(Rows from a figure dataset)
━━━━━━━━

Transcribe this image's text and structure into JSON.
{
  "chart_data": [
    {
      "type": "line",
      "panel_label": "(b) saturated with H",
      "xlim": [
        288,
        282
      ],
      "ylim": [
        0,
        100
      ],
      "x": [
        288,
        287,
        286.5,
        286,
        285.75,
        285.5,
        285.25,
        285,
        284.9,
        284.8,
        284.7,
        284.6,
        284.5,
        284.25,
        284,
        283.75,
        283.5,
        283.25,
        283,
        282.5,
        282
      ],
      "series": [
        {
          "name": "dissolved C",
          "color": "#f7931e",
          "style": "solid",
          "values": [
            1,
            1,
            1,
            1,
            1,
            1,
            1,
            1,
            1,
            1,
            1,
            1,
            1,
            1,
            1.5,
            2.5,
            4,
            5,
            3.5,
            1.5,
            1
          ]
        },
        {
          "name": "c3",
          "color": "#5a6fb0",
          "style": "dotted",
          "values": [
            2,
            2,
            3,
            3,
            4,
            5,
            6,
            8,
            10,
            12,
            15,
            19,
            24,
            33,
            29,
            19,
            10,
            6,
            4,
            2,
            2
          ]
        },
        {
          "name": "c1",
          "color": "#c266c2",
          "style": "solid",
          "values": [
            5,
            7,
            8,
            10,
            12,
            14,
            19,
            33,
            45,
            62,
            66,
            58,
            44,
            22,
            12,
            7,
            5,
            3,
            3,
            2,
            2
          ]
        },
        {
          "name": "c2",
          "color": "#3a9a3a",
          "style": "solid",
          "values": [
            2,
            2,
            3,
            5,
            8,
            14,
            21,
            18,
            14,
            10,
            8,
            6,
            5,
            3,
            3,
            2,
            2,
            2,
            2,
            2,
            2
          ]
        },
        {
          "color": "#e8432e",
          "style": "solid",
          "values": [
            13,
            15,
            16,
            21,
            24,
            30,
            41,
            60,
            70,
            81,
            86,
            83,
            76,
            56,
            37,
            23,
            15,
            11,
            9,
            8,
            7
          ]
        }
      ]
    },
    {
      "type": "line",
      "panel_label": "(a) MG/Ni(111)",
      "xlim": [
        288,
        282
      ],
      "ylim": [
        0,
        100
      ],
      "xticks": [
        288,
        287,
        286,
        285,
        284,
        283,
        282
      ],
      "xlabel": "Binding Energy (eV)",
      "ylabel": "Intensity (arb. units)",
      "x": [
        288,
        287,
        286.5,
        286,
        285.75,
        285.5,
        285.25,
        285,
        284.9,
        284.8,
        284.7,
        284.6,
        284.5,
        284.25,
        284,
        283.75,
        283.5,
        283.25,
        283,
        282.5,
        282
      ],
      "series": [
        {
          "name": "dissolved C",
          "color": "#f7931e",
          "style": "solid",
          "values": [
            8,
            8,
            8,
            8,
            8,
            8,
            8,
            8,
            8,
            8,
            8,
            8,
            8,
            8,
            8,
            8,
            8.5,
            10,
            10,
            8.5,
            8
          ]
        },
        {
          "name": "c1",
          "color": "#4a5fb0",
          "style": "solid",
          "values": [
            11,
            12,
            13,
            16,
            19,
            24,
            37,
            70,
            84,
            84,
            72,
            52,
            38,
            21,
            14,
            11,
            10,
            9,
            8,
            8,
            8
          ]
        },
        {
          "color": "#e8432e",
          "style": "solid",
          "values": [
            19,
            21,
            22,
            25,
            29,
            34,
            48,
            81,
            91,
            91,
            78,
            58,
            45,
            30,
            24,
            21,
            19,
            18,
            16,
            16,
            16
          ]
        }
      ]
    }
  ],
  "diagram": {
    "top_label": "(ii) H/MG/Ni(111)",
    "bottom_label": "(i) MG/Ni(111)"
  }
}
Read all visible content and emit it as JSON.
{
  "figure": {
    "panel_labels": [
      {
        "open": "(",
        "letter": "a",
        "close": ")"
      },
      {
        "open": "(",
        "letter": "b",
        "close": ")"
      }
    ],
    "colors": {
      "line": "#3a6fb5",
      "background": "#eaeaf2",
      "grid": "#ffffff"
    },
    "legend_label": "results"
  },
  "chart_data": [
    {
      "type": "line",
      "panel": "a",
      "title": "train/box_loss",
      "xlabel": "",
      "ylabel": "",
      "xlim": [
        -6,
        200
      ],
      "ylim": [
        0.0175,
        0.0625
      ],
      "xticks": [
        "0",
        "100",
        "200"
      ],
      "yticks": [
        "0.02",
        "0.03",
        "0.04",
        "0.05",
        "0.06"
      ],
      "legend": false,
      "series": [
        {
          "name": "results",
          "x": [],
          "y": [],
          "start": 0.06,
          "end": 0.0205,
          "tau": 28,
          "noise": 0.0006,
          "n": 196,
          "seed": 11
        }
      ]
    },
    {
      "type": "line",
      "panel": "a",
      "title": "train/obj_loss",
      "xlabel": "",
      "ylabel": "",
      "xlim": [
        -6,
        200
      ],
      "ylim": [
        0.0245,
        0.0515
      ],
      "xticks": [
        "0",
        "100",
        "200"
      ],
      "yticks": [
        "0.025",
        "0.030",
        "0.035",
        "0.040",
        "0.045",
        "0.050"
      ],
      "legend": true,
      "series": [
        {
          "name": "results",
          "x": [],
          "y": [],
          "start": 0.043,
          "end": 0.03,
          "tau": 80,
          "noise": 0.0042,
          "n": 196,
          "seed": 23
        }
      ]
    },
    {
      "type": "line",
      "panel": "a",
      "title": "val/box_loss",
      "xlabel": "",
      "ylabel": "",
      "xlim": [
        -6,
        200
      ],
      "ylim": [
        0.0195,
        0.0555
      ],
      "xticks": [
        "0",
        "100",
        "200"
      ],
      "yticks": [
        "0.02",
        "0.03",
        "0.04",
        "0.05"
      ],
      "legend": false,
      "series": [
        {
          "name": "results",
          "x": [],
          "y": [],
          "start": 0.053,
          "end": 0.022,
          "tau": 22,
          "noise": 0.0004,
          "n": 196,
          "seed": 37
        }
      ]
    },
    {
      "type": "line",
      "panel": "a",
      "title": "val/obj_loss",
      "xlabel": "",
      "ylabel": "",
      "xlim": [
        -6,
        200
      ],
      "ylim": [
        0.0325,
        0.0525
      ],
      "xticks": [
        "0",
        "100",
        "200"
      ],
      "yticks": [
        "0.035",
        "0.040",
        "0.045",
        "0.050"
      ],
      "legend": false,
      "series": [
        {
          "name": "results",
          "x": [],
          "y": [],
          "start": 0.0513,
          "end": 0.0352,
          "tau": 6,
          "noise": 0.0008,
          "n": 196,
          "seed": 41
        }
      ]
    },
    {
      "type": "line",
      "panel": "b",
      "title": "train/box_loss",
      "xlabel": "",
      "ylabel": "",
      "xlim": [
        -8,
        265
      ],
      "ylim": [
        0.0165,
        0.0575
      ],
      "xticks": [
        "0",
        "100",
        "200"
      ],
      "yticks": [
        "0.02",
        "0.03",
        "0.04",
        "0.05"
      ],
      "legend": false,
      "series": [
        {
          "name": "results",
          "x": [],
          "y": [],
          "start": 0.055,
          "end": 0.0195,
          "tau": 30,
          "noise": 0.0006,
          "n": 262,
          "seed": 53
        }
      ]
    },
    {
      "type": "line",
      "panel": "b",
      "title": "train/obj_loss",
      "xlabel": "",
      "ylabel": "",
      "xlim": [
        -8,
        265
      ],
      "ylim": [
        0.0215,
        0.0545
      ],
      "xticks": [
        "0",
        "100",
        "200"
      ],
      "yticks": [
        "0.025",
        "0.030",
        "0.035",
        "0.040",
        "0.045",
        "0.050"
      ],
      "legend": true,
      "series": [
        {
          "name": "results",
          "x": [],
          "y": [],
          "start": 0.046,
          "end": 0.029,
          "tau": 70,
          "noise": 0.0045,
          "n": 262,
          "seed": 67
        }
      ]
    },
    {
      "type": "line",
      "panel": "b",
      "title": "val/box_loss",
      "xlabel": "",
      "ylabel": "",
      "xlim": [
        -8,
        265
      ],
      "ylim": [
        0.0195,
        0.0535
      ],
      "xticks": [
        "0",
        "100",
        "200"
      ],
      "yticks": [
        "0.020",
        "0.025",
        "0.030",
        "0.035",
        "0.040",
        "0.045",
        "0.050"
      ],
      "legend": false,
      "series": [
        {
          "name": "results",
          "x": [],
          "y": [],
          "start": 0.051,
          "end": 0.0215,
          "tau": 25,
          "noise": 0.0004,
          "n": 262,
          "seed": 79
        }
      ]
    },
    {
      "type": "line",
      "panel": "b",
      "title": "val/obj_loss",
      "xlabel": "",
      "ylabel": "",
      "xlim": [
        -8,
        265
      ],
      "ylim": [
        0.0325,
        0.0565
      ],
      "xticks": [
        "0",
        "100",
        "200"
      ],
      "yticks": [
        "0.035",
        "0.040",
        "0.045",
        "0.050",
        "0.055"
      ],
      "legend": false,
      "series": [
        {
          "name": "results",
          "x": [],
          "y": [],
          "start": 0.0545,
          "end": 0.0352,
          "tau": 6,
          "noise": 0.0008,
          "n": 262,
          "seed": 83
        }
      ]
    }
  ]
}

━━━━━━━━

Select all lines in the listing above where the word "start" appears, and show them.

> TASK OUTPUT
          "start": 0.06,
          "start": 0.043,
          "start": 0.053,
          "start": 0.0513,
          "start": 0.055,
          "start": 0.046,
          "start": 0.051,
          "start": 0.0545,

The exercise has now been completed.